* [Problem statement]:
Restate the whole listing word for word. Pictures are left out.

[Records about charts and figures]
* * * * *
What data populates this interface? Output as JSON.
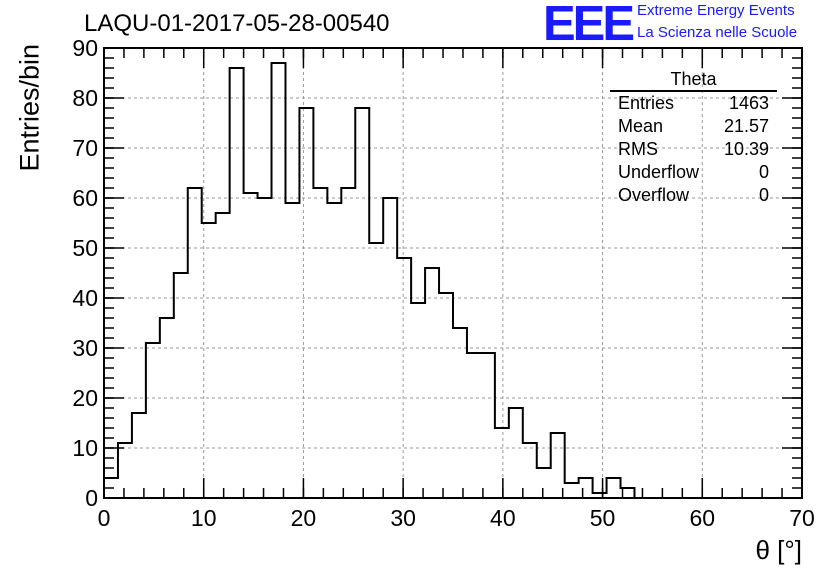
{
  "title": "LAQU-01-2017-05-28-00540",
  "branding": {
    "logo": "EEE",
    "line1": "Extreme Energy Events",
    "line2": "La Scienza nelle Scuole",
    "color": "#1a1aff"
  },
  "stats": {
    "title": "Theta",
    "rows": [
      {
        "label": "Entries",
        "value": "1463"
      },
      {
        "label": "Mean",
        "value": "21.57"
      },
      {
        "label": "RMS",
        "value": "10.39"
      },
      {
        "label": "Underflow",
        "value": "0"
      },
      {
        "label": "Overflow",
        "value": "0"
      }
    ]
  },
  "chart_data": {
    "type": "histogram",
    "xlabel": "θ [°]",
    "ylabel": "Entries/bin",
    "xlim": [
      0,
      70
    ],
    "ylim": [
      0,
      90
    ],
    "bin_width": 1.4,
    "xticks": [
      0,
      10,
      20,
      30,
      40,
      50,
      60,
      70
    ],
    "yticks": [
      0,
      10,
      20,
      30,
      40,
      50,
      60,
      70,
      80,
      90
    ],
    "grid": true,
    "values": [
      4,
      11,
      17,
      31,
      36,
      45,
      62,
      55,
      57,
      86,
      61,
      60,
      87,
      59,
      78,
      62,
      59,
      62,
      78,
      51,
      60,
      48,
      39,
      46,
      41,
      34,
      29,
      29,
      14,
      18,
      11,
      6,
      13,
      3,
      4,
      1,
      4,
      2,
      0,
      0,
      0,
      0,
      0,
      0,
      0,
      0,
      0,
      0,
      0,
      0
    ]
  }
}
* * * * *
* [Solution to this task]:
What data populates this interface? Output as JSON.
{
  "title": "LAQU-01-2017-05-28-00540",
  "branding": {
    "logo": "EEE",
    "line1": "Extreme Energy Events",
    "line2": "La Scienza nelle Scuole",
    "color": "#1a1aff"
  },
  "stats": {
    "title": "Theta",
    "rows": [
      {
        "label": "Entries",
        "value": "1463"
      },
      {
        "label": "Mean",
        "value": "21.57"
      },
      {
        "label": "RMS",
        "value": "10.39"
      },
      {
        "label": "Underflow",
        "value": "0"
      },
      {
        "label": "Overflow",
        "value": "0"
      }
    ]
  },
  "chart_data": {
    "type": "histogram",
    "xlabel": "θ [°]",
    "ylabel": "Entries/bin",
    "xlim": [
      0,
      70
    ],
    "ylim": [
      0,
      90
    ],
    "bin_width": 1.4,
    "xticks": [
      0,
      10,
      20,
      30,
      40,
      50,
      60,
      70
    ],
    "yticks": [
      0,
      10,
      20,
      30,
      40,
      50,
      60,
      70,
      80,
      90
    ],
    "grid": true,
    "values": [
      4,
      11,
      17,
      31,
      36,
      45,
      62,
      55,
      57,
      86,
      61,
      60,
      87,
      59,
      78,
      62,
      59,
      62,
      78,
      51,
      60,
      48,
      39,
      46,
      41,
      34,
      29,
      29,
      14,
      18,
      11,
      6,
      13,
      3,
      4,
      1,
      4,
      2,
      0,
      0,
      0,
      0,
      0,
      0,
      0,
      0,
      0,
      0,
      0,
      0
    ]
  }
}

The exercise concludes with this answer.